[Recorded data start]
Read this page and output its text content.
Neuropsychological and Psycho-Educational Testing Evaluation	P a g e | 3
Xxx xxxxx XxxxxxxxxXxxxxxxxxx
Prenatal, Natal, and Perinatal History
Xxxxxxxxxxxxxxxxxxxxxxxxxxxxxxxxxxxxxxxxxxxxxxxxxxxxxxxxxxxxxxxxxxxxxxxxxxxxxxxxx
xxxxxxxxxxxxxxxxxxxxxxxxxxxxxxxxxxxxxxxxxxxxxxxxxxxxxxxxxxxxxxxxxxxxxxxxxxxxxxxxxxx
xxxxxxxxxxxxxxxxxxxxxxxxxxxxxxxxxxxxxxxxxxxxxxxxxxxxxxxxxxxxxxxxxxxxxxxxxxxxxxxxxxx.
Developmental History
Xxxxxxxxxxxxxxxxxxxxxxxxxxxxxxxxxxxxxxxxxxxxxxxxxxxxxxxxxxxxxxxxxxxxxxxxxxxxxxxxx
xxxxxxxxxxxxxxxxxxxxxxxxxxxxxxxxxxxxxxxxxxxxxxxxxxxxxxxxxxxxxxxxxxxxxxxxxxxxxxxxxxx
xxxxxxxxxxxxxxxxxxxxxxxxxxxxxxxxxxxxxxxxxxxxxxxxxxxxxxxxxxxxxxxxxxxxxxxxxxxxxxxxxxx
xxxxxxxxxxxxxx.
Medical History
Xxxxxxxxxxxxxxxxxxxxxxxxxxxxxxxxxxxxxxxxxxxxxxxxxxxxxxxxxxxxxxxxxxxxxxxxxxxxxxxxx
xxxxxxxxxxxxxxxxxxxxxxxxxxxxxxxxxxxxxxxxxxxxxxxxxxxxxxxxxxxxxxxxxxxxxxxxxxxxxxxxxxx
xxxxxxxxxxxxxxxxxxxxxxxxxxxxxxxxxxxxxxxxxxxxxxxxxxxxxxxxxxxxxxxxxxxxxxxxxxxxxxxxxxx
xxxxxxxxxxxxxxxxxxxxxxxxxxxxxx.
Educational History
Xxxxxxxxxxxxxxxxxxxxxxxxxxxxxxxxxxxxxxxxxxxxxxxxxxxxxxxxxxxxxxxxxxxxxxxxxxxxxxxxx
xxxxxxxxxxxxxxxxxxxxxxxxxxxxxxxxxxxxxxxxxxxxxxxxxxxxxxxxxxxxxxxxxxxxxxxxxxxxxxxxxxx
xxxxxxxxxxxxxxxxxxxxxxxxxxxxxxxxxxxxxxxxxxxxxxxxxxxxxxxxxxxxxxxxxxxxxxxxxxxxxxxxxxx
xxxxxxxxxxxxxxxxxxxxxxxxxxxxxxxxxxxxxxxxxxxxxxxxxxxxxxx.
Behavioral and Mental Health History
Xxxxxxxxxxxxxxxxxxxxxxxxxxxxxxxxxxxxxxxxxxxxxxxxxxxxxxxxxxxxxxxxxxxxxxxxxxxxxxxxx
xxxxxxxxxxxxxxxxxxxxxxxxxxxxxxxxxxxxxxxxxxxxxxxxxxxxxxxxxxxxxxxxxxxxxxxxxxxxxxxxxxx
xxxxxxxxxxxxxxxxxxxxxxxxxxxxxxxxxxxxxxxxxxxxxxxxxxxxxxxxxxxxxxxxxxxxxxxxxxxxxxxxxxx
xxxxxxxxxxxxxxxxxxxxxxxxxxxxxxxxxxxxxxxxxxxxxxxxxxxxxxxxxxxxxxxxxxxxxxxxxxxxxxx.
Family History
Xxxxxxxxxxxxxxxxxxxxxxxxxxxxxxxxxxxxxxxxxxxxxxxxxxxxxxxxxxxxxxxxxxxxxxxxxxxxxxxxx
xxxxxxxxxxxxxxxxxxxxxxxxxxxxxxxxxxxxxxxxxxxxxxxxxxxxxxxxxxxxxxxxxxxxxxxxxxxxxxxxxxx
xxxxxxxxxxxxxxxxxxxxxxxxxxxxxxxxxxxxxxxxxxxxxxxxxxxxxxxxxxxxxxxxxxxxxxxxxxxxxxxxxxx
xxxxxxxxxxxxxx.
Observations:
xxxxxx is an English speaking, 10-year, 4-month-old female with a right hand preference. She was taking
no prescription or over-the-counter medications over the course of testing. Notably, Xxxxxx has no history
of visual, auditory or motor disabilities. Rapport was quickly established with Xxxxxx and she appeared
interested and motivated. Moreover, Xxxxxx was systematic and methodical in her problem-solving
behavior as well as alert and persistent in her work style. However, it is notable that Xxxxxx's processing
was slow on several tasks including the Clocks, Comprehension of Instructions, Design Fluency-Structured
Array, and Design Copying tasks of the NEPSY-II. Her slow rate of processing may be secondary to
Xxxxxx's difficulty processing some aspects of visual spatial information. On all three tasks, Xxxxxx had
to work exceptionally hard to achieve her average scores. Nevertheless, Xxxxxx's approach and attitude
[Recorded data end]
**Exercise prompt**
Restate every line of the data word for word.

**Expected output**
Read this page and output its text content.
Neuropsychological and Psycho-Educational Testing Evaluation	P a g e | 3
Xxx xxxxx XxxxxxxxxXxxxxxxxxx
Prenatal, Natal, and Perinatal History
Xxxxxxxxxxxxxxxxxxxxxxxxxxxxxxxxxxxxxxxxxxxxxxxxxxxxxxxxxxxxxxxxxxxxxxxxxxxxxxxxx
xxxxxxxxxxxxxxxxxxxxxxxxxxxxxxxxxxxxxxxxxxxxxxxxxxxxxxxxxxxxxxxxxxxxxxxxxxxxxxxxxxx
xxxxxxxxxxxxxxxxxxxxxxxxxxxxxxxxxxxxxxxxxxxxxxxxxxxxxxxxxxxxxxxxxxxxxxxxxxxxxxxxxxx.
Developmental History
Xxxxxxxxxxxxxxxxxxxxxxxxxxxxxxxxxxxxxxxxxxxxxxxxxxxxxxxxxxxxxxxxxxxxxxxxxxxxxxxxx
xxxxxxxxxxxxxxxxxxxxxxxxxxxxxxxxxxxxxxxxxxxxxxxxxxxxxxxxxxxxxxxxxxxxxxxxxxxxxxxxxxx
xxxxxxxxxxxxxxxxxxxxxxxxxxxxxxxxxxxxxxxxxxxxxxxxxxxxxxxxxxxxxxxxxxxxxxxxxxxxxxxxxxx
xxxxxxxxxxxxxx.
Medical History
Xxxxxxxxxxxxxxxxxxxxxxxxxxxxxxxxxxxxxxxxxxxxxxxxxxxxxxxxxxxxxxxxxxxxxxxxxxxxxxxxx
xxxxxxxxxxxxxxxxxxxxxxxxxxxxxxxxxxxxxxxxxxxxxxxxxxxxxxxxxxxxxxxxxxxxxxxxxxxxxxxxxxx
xxxxxxxxxxxxxxxxxxxxxxxxxxxxxxxxxxxxxxxxxxxxxxxxxxxxxxxxxxxxxxxxxxxxxxxxxxxxxxxxxxx
xxxxxxxxxxxxxxxxxxxxxxxxxxxxxx.
Educational History
Xxxxxxxxxxxxxxxxxxxxxxxxxxxxxxxxxxxxxxxxxxxxxxxxxxxxxxxxxxxxxxxxxxxxxxxxxxxxxxxxx
xxxxxxxxxxxxxxxxxxxxxxxxxxxxxxxxxxxxxxxxxxxxxxxxxxxxxxxxxxxxxxxxxxxxxxxxxxxxxxxxxxx
xxxxxxxxxxxxxxxxxxxxxxxxxxxxxxxxxxxxxxxxxxxxxxxxxxxxxxxxxxxxxxxxxxxxxxxxxxxxxxxxxxx
xxxxxxxxxxxxxxxxxxxxxxxxxxxxxxxxxxxxxxxxxxxxxxxxxxxxxxx.
Behavioral and Mental Health History
Xxxxxxxxxxxxxxxxxxxxxxxxxxxxxxxxxxxxxxxxxxxxxxxxxxxxxxxxxxxxxxxxxxxxxxxxxxxxxxxxx
xxxxxxxxxxxxxxxxxxxxxxxxxxxxxxxxxxxxxxxxxxxxxxxxxxxxxxxxxxxxxxxxxxxxxxxxxxxxxxxxxxx
xxxxxxxxxxxxxxxxxxxxxxxxxxxxxxxxxxxxxxxxxxxxxxxxxxxxxxxxxxxxxxxxxxxxxxxxxxxxxxxxxxx
xxxxxxxxxxxxxxxxxxxxxxxxxxxxxxxxxxxxxxxxxxxxxxxxxxxxxxxxxxxxxxxxxxxxxxxxxxxxxxx.
Family History
Xxxxxxxxxxxxxxxxxxxxxxxxxxxxxxxxxxxxxxxxxxxxxxxxxxxxxxxxxxxxxxxxxxxxxxxxxxxxxxxxx
xxxxxxxxxxxxxxxxxxxxxxxxxxxxxxxxxxxxxxxxxxxxxxxxxxxxxxxxxxxxxxxxxxxxxxxxxxxxxxxxxxx
xxxxxxxxxxxxxxxxxxxxxxxxxxxxxxxxxxxxxxxxxxxxxxxxxxxxxxxxxxxxxxxxxxxxxxxxxxxxxxxxxxx
xxxxxxxxxxxxxx.
Observations:
xxxxxx is an English speaking, 10-year, 4-month-old female with a right hand preference. She was taking
no prescription or over-the-counter medications over the course of testing. Notably, Xxxxxx has no history
of visual, auditory or motor disabilities. Rapport was quickly established with Xxxxxx and she appeared
interested and motivated. Moreover, Xxxxxx was systematic and methodical in her problem-solving
behavior as well as alert and persistent in her work style. However, it is notable that Xxxxxx's processing
was slow on several tasks including the Clocks, Comprehension of Instructions, Design Fluency-Structured
Array, and Design Copying tasks of the NEPSY-II. Her slow rate of processing may be secondary to
Xxxxxx's difficulty processing some aspects of visual spatial information. On all three tasks, Xxxxxx had
to work exceptionally hard to achieve her average scores. Nevertheless, Xxxxxx's approach and attitude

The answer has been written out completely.